--- start ---
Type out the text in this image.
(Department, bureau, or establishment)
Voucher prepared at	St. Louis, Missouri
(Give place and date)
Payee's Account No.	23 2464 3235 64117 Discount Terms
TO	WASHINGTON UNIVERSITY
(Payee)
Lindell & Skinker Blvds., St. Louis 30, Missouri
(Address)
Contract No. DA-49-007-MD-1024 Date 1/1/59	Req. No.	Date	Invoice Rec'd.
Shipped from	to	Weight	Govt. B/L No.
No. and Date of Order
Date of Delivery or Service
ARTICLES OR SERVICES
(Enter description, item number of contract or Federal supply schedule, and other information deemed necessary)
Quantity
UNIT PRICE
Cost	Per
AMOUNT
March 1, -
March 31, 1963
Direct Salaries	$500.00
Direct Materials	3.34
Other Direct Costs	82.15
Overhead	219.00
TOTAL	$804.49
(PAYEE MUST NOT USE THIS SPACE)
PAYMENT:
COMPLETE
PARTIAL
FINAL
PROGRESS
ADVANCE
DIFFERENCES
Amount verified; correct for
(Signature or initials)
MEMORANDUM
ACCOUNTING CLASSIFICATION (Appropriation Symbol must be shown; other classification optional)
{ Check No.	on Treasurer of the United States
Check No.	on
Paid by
--- end ---
▸ **What you should do**
Extract each line of the material exactly as it stands.

▸ **Full response**
Type out the text in this image.
(Department, bureau, or establishment)
Voucher prepared at	St. Louis, Missouri
(Give place and date)
Payee's Account No.	23 2464 3235 64117 Discount Terms
TO	WASHINGTON UNIVERSITY
(Payee)
Lindell & Skinker Blvds., St. Louis 30, Missouri
(Address)
Contract No. DA-49-007-MD-1024 Date 1/1/59	Req. No.	Date	Invoice Rec'd.
Shipped from	to	Weight	Govt. B/L No.
No. and Date of Order
Date of Delivery or Service
ARTICLES OR SERVICES
(Enter description, item number of contract or Federal supply schedule, and other information deemed necessary)
Quantity
UNIT PRICE
Cost	Per
AMOUNT
March 1, -
March 31, 1963
Direct Salaries	$500.00
Direct Materials	3.34
Other Direct Costs	82.15
Overhead	219.00
TOTAL	$804.49
(PAYEE MUST NOT USE THIS SPACE)
PAYMENT:
COMPLETE
PARTIAL
FINAL
PROGRESS
ADVANCE
DIFFERENCES
Amount verified; correct for
(Signature or initials)
MEMORANDUM
ACCOUNTING CLASSIFICATION (Appropriation Symbol must be shown; other classification optional)
{ Check No.	on Treasurer of the United States
Check No.	on
Paid by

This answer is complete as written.